------ SUPPLIED RECORDS
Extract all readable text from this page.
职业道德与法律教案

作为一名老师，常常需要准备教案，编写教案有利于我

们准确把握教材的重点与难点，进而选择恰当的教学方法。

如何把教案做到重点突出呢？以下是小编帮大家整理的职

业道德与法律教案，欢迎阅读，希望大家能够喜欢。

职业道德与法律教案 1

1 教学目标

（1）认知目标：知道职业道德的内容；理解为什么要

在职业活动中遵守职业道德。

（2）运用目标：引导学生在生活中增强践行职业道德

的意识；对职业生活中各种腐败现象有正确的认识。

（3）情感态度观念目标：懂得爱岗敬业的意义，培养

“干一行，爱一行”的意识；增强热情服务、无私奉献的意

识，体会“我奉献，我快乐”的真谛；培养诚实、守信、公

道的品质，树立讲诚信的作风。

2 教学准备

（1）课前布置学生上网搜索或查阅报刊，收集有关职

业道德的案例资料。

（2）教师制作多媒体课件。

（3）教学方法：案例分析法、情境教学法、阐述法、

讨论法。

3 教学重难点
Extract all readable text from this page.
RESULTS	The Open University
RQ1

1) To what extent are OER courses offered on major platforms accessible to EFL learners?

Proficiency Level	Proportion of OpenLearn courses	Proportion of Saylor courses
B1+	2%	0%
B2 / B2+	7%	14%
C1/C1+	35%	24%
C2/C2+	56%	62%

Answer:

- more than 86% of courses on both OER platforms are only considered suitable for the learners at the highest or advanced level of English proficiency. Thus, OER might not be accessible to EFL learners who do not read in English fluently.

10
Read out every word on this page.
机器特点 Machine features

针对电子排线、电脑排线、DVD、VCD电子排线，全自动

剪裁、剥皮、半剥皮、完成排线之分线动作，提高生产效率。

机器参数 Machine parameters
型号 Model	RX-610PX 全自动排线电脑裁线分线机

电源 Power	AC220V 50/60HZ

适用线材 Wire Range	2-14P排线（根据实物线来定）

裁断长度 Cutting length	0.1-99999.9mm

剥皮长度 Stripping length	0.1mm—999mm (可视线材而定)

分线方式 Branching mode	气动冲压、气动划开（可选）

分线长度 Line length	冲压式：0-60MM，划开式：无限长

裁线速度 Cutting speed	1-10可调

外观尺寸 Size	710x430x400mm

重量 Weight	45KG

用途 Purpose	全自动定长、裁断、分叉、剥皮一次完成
------------
# [INSTRUCTION]
Recopy the entries above exactly, with every line included.

# [ANSWER TO THE EXERCISE]
Extract all readable text from this page.
职业道德与法律教案

作为一名老师，常常需要准备教案，编写教案有利于我

们准确把握教材的重点与难点，进而选择恰当的教学方法。

如何把教案做到重点突出呢？以下是小编帮大家整理的职

业道德与法律教案，欢迎阅读，希望大家能够喜欢。

职业道德与法律教案 1

1 教学目标

（1）认知目标：知道职业道德的内容；理解为什么要

在职业活动中遵守职业道德。

（2）运用目标：引导学生在生活中增强践行职业道德

的意识；对职业生活中各种腐败现象有正确的认识。

（3）情感态度观念目标：懂得爱岗敬业的意义，培养

“干一行，爱一行”的意识；增强热情服务、无私奉献的意

识，体会“我奉献，我快乐”的真谛；培养诚实、守信、公

道的品质，树立讲诚信的作风。

2 教学准备

（1）课前布置学生上网搜索或查阅报刊，收集有关职

业道德的案例资料。

（2）教师制作多媒体课件。

（3）教学方法：案例分析法、情境教学法、阐述法、

讨论法。

3 教学重难点
Extract all readable text from this page.
RESULTS	The Open University
RQ1

1) To what extent are OER courses offered on major platforms accessible to EFL learners?

Proficiency Level	Proportion of OpenLearn courses	Proportion of Saylor courses
B1+	2%	0%
B2 / B2+	7%	14%
C1/C1+	35%	24%
C2/C2+	56%	62%

Answer:

- more than 86% of courses on both OER platforms are only considered suitable for the learners at the highest or advanced level of English proficiency. Thus, OER might not be accessible to EFL learners who do not read in English fluently.

10
Read out every word on this page.
机器特点 Machine features

针对电子排线、电脑排线、DVD、VCD电子排线，全自动

剪裁、剥皮、半剥皮、完成排线之分线动作，提高生产效率。

机器参数 Machine parameters
型号 Model	RX-610PX 全自动排线电脑裁线分线机

电源 Power	AC220V 50/60HZ

适用线材 Wire Range	2-14P排线（根据实物线来定）

裁断长度 Cutting length	0.1-99999.9mm

剥皮长度 Stripping length	0.1mm—999mm (可视线材而定)

分线方式 Branching mode	气动冲压、气动划开（可选）

分线长度 Line length	冲压式：0-60MM，划开式：无限长

裁线速度 Cutting speed	1-10可调

外观尺寸 Size	710x430x400mm

重量 Weight	45KG

用途 Purpose	全自动定长、裁断、分叉、剥皮一次完成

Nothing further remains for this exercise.